• _TASK PROMPT_
Copy everything in the listing below word for word, apart from any images.

• _RECORD EXCERPTS_
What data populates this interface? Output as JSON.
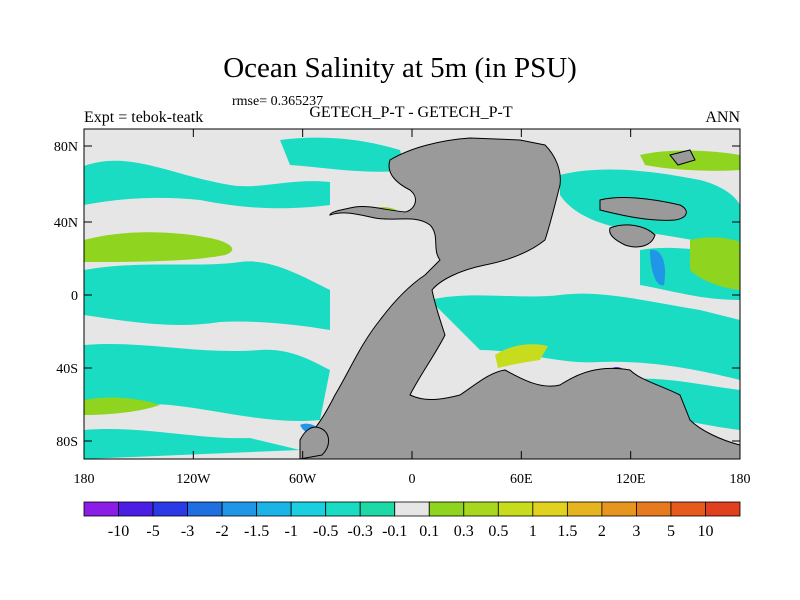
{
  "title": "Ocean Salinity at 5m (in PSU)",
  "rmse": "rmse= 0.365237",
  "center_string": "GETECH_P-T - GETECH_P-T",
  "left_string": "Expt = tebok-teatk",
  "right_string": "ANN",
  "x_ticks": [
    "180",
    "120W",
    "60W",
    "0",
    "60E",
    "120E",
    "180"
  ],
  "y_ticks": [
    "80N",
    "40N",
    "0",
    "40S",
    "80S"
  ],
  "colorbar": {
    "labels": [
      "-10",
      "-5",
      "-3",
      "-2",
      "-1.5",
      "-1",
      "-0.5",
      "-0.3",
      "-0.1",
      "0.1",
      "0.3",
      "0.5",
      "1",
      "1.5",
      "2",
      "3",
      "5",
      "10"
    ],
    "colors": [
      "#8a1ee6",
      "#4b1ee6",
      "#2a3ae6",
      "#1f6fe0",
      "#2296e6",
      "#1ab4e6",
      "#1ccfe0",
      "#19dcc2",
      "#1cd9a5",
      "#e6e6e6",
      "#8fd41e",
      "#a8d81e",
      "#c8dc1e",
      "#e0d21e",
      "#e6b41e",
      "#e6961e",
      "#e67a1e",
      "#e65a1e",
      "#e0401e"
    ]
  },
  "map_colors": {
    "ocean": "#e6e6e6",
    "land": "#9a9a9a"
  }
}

• _ANSWER TO THIS PROBLEM_
What data populates this interface? Output as JSON.
{
  "title": "Ocean Salinity at 5m (in PSU)",
  "rmse": "rmse= 0.365237",
  "center_string": "GETECH_P-T - GETECH_P-T",
  "left_string": "Expt = tebok-teatk",
  "right_string": "ANN",
  "x_ticks": [
    "180",
    "120W",
    "60W",
    "0",
    "60E",
    "120E",
    "180"
  ],
  "y_ticks": [
    "80N",
    "40N",
    "0",
    "40S",
    "80S"
  ],
  "colorbar": {
    "labels": [
      "-10",
      "-5",
      "-3",
      "-2",
      "-1.5",
      "-1",
      "-0.5",
      "-0.3",
      "-0.1",
      "0.1",
      "0.3",
      "0.5",
      "1",
      "1.5",
      "2",
      "3",
      "5",
      "10"
    ],
    "colors": [
      "#8a1ee6",
      "#4b1ee6",
      "#2a3ae6",
      "#1f6fe0",
      "#2296e6",
      "#1ab4e6",
      "#1ccfe0",
      "#19dcc2",
      "#1cd9a5",
      "#e6e6e6",
      "#8fd41e",
      "#a8d81e",
      "#c8dc1e",
      "#e0d21e",
      "#e6b41e",
      "#e6961e",
      "#e67a1e",
      "#e65a1e",
      "#e0401e"
    ]
  },
  "map_colors": {
    "ocean": "#e6e6e6",
    "land": "#9a9a9a"
  }
}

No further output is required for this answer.